>> start The records

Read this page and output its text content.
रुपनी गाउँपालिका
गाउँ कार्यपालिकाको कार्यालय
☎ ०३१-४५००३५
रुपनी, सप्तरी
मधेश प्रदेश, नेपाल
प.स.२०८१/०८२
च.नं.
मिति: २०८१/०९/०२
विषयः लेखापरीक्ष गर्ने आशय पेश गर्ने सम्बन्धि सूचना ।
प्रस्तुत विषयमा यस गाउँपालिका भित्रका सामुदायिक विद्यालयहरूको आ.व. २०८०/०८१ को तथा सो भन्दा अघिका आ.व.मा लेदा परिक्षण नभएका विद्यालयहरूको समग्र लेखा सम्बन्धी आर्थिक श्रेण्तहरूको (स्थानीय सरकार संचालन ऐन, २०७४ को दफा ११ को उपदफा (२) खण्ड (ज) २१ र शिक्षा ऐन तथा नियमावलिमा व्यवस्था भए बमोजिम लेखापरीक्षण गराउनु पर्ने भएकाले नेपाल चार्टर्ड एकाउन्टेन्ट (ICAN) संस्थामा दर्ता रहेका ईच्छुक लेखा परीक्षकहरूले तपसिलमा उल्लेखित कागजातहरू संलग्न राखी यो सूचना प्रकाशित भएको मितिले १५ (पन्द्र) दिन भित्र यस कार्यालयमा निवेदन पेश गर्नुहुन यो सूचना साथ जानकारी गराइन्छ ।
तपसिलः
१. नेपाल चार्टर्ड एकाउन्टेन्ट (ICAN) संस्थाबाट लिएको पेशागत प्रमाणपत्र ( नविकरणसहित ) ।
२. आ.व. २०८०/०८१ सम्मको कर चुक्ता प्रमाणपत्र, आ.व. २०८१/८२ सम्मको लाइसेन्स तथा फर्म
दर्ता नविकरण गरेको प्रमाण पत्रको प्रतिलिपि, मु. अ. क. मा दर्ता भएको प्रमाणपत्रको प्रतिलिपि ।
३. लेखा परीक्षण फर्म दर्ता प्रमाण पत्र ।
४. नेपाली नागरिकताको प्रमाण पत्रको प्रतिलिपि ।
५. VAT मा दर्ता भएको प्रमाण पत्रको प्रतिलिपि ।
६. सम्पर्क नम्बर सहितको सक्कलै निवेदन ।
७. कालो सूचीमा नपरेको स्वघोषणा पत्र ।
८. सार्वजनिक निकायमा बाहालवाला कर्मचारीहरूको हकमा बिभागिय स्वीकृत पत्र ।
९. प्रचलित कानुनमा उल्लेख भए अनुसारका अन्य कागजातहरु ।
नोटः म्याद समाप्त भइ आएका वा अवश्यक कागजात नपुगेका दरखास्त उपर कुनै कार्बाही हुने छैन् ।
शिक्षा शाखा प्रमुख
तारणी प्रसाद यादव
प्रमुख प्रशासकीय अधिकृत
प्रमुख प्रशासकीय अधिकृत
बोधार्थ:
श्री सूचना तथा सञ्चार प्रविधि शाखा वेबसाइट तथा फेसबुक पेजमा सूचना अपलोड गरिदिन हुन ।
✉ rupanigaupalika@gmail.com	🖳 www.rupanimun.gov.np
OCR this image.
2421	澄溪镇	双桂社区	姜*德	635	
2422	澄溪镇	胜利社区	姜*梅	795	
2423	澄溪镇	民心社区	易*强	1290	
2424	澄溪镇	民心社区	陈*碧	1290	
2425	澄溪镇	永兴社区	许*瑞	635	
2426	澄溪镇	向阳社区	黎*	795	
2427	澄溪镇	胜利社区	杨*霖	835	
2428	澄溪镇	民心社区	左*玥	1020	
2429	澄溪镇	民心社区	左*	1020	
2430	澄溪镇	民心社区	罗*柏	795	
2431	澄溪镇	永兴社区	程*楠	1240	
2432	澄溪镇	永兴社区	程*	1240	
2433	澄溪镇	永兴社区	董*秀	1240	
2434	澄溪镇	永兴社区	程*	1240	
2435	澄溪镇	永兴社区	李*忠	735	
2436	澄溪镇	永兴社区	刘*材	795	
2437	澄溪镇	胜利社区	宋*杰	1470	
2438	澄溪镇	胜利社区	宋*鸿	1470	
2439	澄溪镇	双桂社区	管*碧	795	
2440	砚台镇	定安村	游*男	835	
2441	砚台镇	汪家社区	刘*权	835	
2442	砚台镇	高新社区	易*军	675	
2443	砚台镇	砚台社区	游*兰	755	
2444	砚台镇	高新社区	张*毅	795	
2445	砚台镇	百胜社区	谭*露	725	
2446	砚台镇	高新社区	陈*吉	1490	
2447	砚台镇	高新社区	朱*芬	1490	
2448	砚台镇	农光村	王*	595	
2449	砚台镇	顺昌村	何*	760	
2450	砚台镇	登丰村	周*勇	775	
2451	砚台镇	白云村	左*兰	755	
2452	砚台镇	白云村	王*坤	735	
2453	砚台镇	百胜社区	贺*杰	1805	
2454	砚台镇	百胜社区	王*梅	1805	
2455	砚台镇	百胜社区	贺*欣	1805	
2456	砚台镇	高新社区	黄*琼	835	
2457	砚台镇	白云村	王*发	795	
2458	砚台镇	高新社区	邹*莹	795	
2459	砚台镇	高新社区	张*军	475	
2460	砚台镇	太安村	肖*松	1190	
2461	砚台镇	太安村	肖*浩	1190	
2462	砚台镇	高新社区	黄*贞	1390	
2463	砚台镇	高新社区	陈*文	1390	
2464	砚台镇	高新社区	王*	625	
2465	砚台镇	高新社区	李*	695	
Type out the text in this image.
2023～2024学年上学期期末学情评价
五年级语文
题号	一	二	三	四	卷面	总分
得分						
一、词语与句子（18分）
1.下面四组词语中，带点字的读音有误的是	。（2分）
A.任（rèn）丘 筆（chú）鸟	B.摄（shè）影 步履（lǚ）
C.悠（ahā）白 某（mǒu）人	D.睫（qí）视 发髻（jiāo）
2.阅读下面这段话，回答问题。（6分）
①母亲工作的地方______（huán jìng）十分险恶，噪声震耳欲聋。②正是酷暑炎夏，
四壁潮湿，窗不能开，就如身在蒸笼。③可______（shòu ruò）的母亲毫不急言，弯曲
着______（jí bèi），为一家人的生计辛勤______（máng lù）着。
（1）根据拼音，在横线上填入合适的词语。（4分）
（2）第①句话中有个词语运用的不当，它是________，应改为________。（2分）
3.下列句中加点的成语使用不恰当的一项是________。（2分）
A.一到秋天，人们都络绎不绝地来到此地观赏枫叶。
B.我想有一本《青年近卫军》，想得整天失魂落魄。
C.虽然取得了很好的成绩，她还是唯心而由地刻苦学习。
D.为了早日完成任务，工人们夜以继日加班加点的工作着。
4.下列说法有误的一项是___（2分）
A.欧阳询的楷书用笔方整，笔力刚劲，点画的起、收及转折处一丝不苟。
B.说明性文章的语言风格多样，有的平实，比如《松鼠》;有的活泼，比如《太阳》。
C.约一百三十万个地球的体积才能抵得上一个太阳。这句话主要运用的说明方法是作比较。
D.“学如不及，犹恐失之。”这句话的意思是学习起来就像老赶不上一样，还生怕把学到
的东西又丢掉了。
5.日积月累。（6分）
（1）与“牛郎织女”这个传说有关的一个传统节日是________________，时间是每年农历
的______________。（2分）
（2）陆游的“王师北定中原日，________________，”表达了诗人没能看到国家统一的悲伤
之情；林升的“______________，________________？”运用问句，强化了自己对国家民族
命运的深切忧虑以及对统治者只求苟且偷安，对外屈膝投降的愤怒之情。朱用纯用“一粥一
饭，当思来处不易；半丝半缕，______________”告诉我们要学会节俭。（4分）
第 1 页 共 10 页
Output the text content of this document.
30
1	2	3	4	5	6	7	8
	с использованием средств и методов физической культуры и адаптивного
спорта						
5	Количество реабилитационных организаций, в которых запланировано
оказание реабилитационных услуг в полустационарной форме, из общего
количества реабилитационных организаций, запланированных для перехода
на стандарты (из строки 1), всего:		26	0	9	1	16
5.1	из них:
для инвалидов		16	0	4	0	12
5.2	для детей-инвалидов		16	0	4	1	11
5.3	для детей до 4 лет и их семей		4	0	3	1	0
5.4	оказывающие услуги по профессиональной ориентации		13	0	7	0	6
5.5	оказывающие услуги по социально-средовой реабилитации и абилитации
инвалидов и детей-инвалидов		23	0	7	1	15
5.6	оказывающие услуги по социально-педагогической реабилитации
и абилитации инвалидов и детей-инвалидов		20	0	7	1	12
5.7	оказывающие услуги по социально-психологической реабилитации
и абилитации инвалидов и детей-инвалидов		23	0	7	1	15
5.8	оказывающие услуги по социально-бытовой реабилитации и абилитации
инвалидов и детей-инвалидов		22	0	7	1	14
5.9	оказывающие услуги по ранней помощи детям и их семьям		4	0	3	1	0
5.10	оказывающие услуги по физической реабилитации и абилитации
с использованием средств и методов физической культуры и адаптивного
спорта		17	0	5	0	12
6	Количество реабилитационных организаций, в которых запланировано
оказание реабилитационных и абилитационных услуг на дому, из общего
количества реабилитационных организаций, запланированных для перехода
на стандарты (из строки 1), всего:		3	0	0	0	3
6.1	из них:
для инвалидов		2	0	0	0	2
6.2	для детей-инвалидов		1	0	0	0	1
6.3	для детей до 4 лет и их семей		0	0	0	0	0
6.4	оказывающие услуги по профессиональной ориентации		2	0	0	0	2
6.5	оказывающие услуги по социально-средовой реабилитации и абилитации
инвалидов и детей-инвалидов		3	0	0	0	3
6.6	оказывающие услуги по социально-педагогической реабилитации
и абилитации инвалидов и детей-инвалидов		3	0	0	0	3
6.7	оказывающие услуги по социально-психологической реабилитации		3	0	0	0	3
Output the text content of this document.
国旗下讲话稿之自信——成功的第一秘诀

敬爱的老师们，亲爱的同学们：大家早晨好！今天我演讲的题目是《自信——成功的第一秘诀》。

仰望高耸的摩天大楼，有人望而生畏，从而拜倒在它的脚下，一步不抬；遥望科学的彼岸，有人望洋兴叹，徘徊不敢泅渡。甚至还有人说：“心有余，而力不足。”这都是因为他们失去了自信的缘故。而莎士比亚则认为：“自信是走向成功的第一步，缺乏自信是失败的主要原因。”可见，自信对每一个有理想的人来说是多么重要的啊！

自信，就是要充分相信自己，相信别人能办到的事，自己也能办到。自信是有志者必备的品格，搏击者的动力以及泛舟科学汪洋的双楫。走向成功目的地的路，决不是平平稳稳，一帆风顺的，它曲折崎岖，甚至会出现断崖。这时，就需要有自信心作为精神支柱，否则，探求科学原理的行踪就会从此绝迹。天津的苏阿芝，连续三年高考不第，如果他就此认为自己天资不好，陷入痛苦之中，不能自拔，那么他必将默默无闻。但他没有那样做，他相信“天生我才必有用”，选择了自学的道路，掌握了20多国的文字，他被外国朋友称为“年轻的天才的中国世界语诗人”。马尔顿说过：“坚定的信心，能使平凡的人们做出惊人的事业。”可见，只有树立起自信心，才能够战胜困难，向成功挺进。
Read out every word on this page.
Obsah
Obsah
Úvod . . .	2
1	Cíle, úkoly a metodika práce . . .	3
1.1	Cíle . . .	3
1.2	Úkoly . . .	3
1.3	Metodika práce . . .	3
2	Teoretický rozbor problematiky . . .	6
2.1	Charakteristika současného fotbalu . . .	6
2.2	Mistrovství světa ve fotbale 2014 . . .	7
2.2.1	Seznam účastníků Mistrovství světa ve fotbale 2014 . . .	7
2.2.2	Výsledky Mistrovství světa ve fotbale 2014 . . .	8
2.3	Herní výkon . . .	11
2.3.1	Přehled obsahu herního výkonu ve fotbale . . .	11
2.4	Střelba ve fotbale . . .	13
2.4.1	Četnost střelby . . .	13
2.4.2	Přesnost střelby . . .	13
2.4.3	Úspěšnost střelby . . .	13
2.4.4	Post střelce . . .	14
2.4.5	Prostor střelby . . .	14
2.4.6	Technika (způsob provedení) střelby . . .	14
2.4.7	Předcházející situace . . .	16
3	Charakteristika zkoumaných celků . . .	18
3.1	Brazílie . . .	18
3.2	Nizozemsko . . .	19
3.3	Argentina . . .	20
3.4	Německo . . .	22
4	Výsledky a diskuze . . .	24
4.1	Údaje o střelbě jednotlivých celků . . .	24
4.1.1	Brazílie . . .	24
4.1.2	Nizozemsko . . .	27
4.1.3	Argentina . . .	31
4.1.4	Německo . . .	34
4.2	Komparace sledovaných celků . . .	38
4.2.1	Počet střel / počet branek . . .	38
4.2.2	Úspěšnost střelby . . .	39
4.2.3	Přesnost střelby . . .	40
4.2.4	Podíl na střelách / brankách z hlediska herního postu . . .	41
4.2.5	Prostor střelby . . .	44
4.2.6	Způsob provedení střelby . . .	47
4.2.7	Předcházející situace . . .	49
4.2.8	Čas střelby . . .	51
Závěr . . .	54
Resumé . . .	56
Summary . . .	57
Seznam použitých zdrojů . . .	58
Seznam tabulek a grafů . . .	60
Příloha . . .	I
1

>> end The records

From the line with "Read out every word on this page." to the last line of the material, give every line again exactly, and only those lines.

▶ _Final result_
Read out every word on this page.
Obsah
Obsah
Úvod . . .	2
1	Cíle, úkoly a metodika práce . . .	3
1.1	Cíle . . .	3
1.2	Úkoly . . .	3
1.3	Metodika práce . . .	3
2	Teoretický rozbor problematiky . . .	6
2.1	Charakteristika současného fotbalu . . .	6
2.2	Mistrovství světa ve fotbale 2014 . . .	7
2.2.1	Seznam účastníků Mistrovství světa ve fotbale 2014 . . .	7
2.2.2	Výsledky Mistrovství světa ve fotbale 2014 . . .	8
2.3	Herní výkon . . .	11
2.3.1	Přehled obsahu herního výkonu ve fotbale . . .	11
2.4	Střelba ve fotbale . . .	13
2.4.1	Četnost střelby . . .	13
2.4.2	Přesnost střelby . . .	13
2.4.3	Úspěšnost střelby . . .	13
2.4.4	Post střelce . . .	14
2.4.5	Prostor střelby . . .	14
2.4.6	Technika (způsob provedení) střelby . . .	14
2.4.7	Předcházející situace . . .	16
3	Charakteristika zkoumaných celků . . .	18
3.1	Brazílie . . .	18
3.2	Nizozemsko . . .	19
3.3	Argentina . . .	20
3.4	Německo . . .	22
4	Výsledky a diskuze . . .	24
4.1	Údaje o střelbě jednotlivých celků . . .	24
4.1.1	Brazílie . . .	24
4.1.2	Nizozemsko . . .	27
4.1.3	Argentina . . .	31
4.1.4	Německo . . .	34
4.2	Komparace sledovaných celků . . .	38
4.2.1	Počet střel / počet branek . . .	38
4.2.2	Úspěšnost střelby . . .	39
4.2.3	Přesnost střelby . . .	40
4.2.4	Podíl na střelách / brankách z hlediska herního postu . . .	41
4.2.5	Prostor střelby . . .	44
4.2.6	Způsob provedení střelby . . .	47
4.2.7	Předcházející situace . . .	49
4.2.8	Čas střelby . . .	51
Závěr . . .	54
Resumé . . .	56
Summary . . .	57
Seznam použitých zdrojů . . .	58
Seznam tabulek a grafů . . .	60
Příloha . . .	I
1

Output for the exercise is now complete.